** BEGIN Provided information **
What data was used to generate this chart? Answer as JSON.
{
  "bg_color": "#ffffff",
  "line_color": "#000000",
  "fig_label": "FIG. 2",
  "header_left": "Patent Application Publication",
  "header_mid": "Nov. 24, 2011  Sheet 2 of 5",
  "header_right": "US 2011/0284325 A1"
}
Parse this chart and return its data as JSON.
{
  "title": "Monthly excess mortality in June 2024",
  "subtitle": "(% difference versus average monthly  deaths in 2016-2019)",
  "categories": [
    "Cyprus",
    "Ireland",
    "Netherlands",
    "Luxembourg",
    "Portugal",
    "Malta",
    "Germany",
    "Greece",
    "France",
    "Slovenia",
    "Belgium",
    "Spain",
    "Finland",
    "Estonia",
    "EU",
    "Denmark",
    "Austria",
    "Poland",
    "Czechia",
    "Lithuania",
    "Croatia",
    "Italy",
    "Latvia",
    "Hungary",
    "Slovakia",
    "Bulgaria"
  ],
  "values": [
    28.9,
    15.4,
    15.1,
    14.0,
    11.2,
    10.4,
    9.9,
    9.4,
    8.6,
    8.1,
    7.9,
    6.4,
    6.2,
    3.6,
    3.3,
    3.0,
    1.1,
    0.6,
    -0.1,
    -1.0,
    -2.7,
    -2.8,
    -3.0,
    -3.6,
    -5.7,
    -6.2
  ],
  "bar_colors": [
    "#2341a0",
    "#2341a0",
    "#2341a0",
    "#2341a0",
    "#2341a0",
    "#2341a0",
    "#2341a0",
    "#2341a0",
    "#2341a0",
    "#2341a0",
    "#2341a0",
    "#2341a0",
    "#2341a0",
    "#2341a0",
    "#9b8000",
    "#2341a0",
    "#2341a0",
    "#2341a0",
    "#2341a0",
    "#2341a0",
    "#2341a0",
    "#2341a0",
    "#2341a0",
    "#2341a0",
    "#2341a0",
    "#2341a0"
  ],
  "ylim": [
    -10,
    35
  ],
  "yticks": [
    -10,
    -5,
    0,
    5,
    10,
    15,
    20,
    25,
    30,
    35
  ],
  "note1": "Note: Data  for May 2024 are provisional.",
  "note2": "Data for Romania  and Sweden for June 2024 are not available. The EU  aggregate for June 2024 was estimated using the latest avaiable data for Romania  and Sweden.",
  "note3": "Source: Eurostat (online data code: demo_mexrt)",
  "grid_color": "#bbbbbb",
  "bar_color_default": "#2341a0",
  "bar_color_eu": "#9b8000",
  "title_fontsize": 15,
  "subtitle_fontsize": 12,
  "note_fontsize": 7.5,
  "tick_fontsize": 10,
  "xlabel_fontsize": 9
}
** END Provided information **
> What you have to do:
Pull every line containing the word "chart" out of the material and copy it.

> Solution:
What data was used to generate this chart? Answer as JSON.
Parse this chart and return its data as JSON.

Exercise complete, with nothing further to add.